*WHAT TO WORK ON*
What number of lines contain the word "this"? Reply with the number and nothing else.

*RECORDS FOR PROCESSING*
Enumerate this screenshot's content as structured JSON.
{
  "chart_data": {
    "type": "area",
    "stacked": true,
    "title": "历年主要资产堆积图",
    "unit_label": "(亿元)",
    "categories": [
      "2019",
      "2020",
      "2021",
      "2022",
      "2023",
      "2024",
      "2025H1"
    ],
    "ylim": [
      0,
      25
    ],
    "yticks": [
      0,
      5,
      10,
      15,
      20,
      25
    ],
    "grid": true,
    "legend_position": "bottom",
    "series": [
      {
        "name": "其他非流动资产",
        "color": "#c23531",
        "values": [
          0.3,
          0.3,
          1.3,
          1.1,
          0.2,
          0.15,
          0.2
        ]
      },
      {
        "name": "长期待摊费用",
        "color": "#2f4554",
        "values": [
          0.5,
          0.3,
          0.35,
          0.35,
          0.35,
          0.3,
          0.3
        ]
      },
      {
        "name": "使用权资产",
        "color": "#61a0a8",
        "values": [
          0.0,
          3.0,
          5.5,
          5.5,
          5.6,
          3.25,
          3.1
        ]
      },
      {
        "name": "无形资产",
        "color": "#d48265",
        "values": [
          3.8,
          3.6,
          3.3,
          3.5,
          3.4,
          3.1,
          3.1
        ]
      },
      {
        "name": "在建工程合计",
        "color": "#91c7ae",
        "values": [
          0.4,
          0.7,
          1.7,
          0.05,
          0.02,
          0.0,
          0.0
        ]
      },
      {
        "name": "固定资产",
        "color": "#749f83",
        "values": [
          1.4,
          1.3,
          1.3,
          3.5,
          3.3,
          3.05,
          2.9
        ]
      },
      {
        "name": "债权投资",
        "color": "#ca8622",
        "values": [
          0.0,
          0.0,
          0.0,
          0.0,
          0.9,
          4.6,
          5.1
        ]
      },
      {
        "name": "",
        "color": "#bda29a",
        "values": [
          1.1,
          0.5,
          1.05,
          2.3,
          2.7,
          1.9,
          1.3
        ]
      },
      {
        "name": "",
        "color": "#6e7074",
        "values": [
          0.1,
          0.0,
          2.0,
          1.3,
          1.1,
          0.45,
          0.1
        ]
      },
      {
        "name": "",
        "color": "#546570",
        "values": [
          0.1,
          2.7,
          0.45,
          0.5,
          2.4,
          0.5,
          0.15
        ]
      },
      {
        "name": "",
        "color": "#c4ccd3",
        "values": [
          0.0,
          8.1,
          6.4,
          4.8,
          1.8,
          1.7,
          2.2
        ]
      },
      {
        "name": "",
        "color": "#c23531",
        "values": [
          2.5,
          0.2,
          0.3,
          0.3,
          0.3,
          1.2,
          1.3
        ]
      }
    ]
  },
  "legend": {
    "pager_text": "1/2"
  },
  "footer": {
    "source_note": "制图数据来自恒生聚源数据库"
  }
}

* * *

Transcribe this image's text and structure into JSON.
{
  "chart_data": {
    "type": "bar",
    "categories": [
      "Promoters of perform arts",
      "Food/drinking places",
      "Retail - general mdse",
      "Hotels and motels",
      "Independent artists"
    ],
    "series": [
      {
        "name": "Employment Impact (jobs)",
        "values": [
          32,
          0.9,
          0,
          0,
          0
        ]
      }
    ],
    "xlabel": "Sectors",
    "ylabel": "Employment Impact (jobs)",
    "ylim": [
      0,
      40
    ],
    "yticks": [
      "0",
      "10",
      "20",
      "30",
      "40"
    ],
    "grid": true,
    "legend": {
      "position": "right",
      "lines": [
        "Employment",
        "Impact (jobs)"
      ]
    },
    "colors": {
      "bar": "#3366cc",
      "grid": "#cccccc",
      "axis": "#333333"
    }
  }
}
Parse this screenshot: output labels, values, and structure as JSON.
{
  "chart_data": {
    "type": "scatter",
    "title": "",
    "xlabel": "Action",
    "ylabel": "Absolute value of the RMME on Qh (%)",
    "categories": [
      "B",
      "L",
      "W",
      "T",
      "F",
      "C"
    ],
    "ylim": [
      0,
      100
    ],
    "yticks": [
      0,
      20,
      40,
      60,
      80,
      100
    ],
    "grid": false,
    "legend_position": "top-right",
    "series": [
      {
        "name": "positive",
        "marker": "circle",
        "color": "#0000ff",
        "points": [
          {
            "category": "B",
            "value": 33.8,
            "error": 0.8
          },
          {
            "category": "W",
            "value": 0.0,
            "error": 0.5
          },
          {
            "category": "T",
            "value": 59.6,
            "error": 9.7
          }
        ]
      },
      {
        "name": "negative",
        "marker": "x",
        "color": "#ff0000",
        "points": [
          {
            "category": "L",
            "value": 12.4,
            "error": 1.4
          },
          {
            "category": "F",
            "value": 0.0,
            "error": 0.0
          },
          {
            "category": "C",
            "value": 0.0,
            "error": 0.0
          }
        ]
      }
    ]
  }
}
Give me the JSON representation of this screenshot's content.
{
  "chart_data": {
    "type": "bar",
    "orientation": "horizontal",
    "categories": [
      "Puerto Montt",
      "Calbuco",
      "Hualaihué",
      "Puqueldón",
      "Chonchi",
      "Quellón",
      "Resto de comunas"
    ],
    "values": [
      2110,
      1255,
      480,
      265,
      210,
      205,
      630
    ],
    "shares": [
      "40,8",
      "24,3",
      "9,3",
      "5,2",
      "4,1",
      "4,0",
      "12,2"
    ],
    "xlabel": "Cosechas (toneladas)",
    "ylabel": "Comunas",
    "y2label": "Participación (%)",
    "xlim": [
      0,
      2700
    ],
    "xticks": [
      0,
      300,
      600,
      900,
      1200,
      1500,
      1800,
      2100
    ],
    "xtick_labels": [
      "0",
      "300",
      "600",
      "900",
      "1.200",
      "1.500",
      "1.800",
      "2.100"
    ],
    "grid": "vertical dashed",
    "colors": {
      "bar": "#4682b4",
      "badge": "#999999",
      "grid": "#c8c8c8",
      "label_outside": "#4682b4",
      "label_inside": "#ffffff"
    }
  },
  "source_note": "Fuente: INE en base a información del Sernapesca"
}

*TASK RESULT*
4